** What you should do **
Print the complete set of entries exactly.

Recorded data:
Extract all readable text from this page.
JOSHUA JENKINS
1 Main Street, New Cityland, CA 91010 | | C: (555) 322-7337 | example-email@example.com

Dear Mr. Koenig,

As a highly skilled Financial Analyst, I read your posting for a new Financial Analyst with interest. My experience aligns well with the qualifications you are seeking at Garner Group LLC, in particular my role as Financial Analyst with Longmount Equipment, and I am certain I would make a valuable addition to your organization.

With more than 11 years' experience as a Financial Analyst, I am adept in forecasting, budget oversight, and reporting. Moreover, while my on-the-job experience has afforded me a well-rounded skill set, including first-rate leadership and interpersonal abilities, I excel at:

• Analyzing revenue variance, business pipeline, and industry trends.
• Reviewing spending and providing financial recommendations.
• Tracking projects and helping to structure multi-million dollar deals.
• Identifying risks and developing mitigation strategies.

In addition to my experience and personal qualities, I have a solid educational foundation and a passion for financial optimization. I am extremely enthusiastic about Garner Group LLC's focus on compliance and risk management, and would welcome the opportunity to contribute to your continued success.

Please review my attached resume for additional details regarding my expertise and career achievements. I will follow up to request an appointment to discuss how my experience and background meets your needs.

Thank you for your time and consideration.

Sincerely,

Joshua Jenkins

** Output of the task **
Extract all readable text from this page.
JOSHUA JENKINS
1 Main Street, New Cityland, CA 91010 | | C: (555) 322-7337 | example-email@example.com

Dear Mr. Koenig,

As a highly skilled Financial Analyst, I read your posting for a new Financial Analyst with interest. My experience aligns well with the qualifications you are seeking at Garner Group LLC, in particular my role as Financial Analyst with Longmount Equipment, and I am certain I would make a valuable addition to your organization.

With more than 11 years' experience as a Financial Analyst, I am adept in forecasting, budget oversight, and reporting. Moreover, while my on-the-job experience has afforded me a well-rounded skill set, including first-rate leadership and interpersonal abilities, I excel at:

• Analyzing revenue variance, business pipeline, and industry trends.
• Reviewing spending and providing financial recommendations.
• Tracking projects and helping to structure multi-million dollar deals.
• Identifying risks and developing mitigation strategies.

In addition to my experience and personal qualities, I have a solid educational foundation and a passion for financial optimization. I am extremely enthusiastic about Garner Group LLC's focus on compliance and risk management, and would welcome the opportunity to contribute to your continued success.

Please review my attached resume for additional details regarding my expertise and career achievements. I will follow up to request an appointment to discuss how my experience and background meets your needs.

Thank you for your time and consideration.

Sincerely,

Joshua Jenkins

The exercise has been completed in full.